### Selected extract
1.3 Economics – Required Courses (5 CU)
 
  • (1 CU) ECON 1: Introduction to Microeconomics
  • (1 CU) ECON 2: Introduction to Macroeconomics
  • (1 CU) ECON 101: Microeconomic Theory. Prerequisites: ECON 1 and 2 (or alternatively, an A- or better in ECON 10), MATH 104, MATH 114
  • (1 CU) ECON 102: Macroeconomic Theory. Prerequisites: ECON 101, MATH 104, MATH 114
  • (1 CU) ECON 681: Microeconomic Theory. Prerequisites: ECON 101
 

Part 2: Advanced Courses

 
2.1 Mathematics – Elective Courses (2 CU, Select 2 courses from the following list)
 

The courses are grouped into the following categories: Differential Equations; Real Analysis, Probability and Applications; Computation; Optimization. It is not required that a student chooses two electives from the same category. The categories are merely indicative of particular specializations that could be pursued. Please check with the MATH or ESE department for prerequisites and course details.

Differential Equations
 
  • MATH 420: Ordinary Differential Equations. 
  • MATH 425: Partial Differential Equations. 

For students declaring the Mathematical Economics Major after June 30, 2013, the course requirements are changed as follows:  MATH 240 (or MATH 260) no longer counts toward the two required mathematics-elective courses. It is now a required course (see Section 1.1 above).

Real Analysis, Probability, and Applications
 
  • MATH 480 Elementary Topics in Advanced Real Analysis. Prerequisites: Math 360-361 OR Math 508-509*
  • MATH 530*: Mathematics of Finance. 
  • MATH 546 (STAT 530)*: Probability Theory
  • MATH 547 (STAT 531)*: Stochastic Processes.
Computation
 
  • MATH 320: Computer Methods in Mathematical Science, Part 1. 
  • MATH 321: Computer Methods in Mathematical Science, Part 2. 
  • ESE 303: Stochastic Systems Analysis and Simulation
Optimization
 
  • ESE 304: Optimization of Systems
  • ESE 504: Introduction to Optimization Theory
  • ESE 605: Modern Convex Optimization
Other
 
  • NETS 412 Algorithmic Game Theory
  • CIS 519*: Introduction to Machine Learning
  • CIS 520*: Machine Learning

 

2.2 Economics – Elective Courses (3 CU, choose 3 courses from the list):
 

The courses are grouped into the following categories: Econometrics, Macroeconomics, and Microeconomics/Game Theory. It is not required that a student chooses all three electives from the same category. The categories are merely indicative of particular specializations that could be pursued.

All 200-level economics courses require ECON 101, MATH 104, and MATH 114 as prerequisites. Some courses also require ECON 102, ECON 103, or ECON 104 as prerequisites. Please see Undergraduate Course Descriptions for details. See Graduate Course Descriptions for details on graduate economics courses.

Econometrics
 
  • ECON 104: Introduction to Econometrics
  • ECON 221: Time Series Econometrics 
  • ECON 222: Microeconometrics
  • ECON 705*: Graduate-level Econometrics 1: Fundamentals
Macroeconomics
 
  • ECON 241: Economic Growth
  • ECON 242: Topics in Macroeconomics
  • ECON 243: Monetary and Fiscal Policies
  • ECON 246: Money and Banking
  • ECON 244: Macro-Modeling
Microeconomics/Game Theory
 
  • ECON 211: Social Choice Theory
  • ECON 212: Game Theory
  • ECON 260: Decision Making
  • ECON 262: Market Design
  • ECON 682*: Game Theory and Applications
 

* All graduate-level classes above marked with an asterisk require the permission of the instructor. Please contact the instructor and be prepared to share information about the ECON and MATH courses you have taken and the grades that you have obtained in these courses. Based on this information, the instructor will determine whether the course is suitable for you.

### Records
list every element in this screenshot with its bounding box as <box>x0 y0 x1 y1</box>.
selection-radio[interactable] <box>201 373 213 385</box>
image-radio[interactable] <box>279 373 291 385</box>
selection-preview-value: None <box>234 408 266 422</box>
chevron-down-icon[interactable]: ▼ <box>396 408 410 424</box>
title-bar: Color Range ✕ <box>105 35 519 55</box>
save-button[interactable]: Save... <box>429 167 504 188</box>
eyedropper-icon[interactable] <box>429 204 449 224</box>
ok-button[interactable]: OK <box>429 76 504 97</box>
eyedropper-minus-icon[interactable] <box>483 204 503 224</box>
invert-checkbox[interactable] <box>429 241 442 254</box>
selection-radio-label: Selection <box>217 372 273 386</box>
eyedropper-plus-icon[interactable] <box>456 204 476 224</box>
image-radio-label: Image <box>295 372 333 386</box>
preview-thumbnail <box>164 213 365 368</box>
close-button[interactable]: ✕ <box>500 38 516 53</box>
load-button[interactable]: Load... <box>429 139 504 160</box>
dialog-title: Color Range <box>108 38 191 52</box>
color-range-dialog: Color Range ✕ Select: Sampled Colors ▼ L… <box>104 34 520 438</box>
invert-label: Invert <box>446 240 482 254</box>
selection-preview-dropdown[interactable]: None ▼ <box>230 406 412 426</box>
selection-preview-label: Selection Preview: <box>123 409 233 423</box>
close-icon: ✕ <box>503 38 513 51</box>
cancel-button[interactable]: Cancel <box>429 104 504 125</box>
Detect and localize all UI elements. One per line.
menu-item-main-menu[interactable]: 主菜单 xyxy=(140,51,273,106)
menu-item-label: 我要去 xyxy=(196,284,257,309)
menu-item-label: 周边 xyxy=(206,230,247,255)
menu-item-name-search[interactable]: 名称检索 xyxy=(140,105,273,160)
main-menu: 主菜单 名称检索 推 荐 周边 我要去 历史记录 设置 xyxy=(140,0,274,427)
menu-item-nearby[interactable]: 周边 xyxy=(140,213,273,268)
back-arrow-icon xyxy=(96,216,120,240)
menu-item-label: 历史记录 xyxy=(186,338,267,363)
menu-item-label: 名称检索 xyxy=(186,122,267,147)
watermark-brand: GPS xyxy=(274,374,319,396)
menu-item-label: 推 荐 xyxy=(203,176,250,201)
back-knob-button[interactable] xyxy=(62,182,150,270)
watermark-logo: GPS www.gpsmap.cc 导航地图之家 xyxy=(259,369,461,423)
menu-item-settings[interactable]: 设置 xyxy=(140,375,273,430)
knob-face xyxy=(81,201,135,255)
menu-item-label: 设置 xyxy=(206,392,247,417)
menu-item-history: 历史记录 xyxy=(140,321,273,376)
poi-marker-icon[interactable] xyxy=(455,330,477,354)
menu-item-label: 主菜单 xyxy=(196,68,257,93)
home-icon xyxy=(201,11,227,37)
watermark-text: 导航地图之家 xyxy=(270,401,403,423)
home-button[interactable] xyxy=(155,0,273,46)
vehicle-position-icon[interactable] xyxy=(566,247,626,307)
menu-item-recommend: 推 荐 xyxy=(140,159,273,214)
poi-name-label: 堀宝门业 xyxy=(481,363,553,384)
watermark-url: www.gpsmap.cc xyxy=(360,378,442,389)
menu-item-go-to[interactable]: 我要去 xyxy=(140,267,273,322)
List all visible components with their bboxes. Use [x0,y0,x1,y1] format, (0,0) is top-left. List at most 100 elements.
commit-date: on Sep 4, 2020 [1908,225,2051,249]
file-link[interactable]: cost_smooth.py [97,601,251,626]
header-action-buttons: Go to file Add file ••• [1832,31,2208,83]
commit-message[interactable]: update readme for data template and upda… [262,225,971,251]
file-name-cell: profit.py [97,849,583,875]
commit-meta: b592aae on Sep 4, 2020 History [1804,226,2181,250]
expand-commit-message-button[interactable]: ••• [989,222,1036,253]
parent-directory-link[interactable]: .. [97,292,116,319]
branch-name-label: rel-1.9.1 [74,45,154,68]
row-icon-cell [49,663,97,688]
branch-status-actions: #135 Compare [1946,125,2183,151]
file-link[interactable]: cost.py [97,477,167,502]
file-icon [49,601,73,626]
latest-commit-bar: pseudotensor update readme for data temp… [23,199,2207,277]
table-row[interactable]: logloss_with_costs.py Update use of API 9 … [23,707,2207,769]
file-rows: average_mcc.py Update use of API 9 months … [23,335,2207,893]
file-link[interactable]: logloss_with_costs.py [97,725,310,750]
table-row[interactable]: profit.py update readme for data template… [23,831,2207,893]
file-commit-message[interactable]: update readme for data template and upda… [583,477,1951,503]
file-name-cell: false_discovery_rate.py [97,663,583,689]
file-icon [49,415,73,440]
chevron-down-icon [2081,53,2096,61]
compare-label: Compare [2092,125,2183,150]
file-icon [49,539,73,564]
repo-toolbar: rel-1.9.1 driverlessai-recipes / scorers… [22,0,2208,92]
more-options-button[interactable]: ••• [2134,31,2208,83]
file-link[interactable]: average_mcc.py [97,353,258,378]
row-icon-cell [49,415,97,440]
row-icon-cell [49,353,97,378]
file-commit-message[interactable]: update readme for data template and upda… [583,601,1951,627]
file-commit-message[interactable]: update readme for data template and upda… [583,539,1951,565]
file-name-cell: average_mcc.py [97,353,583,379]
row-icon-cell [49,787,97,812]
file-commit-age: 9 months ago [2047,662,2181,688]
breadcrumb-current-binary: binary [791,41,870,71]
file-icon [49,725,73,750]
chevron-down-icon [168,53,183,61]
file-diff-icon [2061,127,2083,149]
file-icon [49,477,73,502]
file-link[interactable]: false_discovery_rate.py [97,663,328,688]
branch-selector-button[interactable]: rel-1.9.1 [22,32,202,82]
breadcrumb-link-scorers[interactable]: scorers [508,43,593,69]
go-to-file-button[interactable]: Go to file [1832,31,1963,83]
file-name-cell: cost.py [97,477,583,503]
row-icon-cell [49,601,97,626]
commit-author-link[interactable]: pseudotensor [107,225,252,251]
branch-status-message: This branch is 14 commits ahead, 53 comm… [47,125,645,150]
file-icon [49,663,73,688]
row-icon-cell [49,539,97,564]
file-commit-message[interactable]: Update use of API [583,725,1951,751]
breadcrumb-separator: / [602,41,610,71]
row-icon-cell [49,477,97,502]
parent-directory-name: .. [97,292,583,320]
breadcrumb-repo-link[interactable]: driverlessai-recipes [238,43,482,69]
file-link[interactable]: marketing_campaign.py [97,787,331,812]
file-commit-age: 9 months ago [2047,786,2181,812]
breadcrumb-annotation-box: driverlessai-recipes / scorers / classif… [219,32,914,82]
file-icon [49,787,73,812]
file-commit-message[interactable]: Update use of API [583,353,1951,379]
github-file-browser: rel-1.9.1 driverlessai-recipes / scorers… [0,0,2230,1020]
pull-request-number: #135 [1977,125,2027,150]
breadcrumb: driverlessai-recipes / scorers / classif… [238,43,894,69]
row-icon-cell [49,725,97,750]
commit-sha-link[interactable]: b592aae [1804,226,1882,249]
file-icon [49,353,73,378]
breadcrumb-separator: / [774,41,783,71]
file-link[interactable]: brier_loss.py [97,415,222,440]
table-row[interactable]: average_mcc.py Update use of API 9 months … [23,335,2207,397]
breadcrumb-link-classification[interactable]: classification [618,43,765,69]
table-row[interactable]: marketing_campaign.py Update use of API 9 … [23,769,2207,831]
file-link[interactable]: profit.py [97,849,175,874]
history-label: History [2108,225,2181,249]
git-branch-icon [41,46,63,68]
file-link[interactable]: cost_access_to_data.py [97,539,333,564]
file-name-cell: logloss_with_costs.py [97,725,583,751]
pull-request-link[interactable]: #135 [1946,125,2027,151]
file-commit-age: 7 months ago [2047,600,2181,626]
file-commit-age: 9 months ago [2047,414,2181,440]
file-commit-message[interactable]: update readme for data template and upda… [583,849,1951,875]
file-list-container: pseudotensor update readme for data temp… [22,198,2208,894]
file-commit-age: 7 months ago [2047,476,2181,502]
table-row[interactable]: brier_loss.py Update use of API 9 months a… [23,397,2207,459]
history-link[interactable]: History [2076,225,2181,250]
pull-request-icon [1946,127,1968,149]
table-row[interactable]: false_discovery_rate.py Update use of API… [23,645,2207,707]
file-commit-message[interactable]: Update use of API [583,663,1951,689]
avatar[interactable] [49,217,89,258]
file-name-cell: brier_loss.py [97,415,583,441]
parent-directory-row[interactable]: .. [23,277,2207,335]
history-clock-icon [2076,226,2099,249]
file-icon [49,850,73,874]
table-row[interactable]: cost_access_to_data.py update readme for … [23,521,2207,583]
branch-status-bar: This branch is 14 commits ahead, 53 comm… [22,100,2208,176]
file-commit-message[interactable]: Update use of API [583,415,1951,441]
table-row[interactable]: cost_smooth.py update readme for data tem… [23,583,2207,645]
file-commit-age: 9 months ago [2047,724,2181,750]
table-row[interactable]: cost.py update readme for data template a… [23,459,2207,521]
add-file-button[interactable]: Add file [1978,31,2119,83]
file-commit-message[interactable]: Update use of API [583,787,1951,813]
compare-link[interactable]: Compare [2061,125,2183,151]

### Written exercise 1
According to the course requirements, what are the prerequisites for ECON 102: Macroeconomic Theory?
### Written exercise 2
Write the next part of the course requirements, picking up right after its final sentence.
The records come from a different source than the text.

### Task result 1
ECON 101, MATH 104, and MATH 114.

### Task result 2
 

Additional Policies

 
  • Waivers and transfer credits for mathematics courses will be handled by the Mathematics Department.
  • Wharton students taking ECON 10 instead of ECON 1 and ECON 2 will have to take an additional advanced (200-level or above) economics course to complete the major.
  • Wharton students may replace the required ECON 101 course by BEPP 250 HONORS. The regular BEPP 250 course does not count as a substitute for ECON 101.
  • Courses not explicitly listed in Part 2 require the approval of the Economics Undergraduate Chair to be counted as either Mathematics or Economics elective.  To petition a course that is not listed, please send an email to the Economics Undergraduate Chair, that lists all three Econ and two Math .).courses that you are planning to use as electives (if you are not sure about your choices, provide different options).  In the past we sometimes approved statistics and engineering courses that for the purpose of the Math major are counted as "inside" the Math department (see "Cognates and Electives for Math Majors and Minors")
  • Students must have a GPA of 2.0 in the Mathematical Economics Major in order to graduate with a major in Mathematical Economics.
  • Students who have declared a Mathematical Economics Major cannot simultaneously receive an Economics Minor/Major or a Mathematics Minor/Major.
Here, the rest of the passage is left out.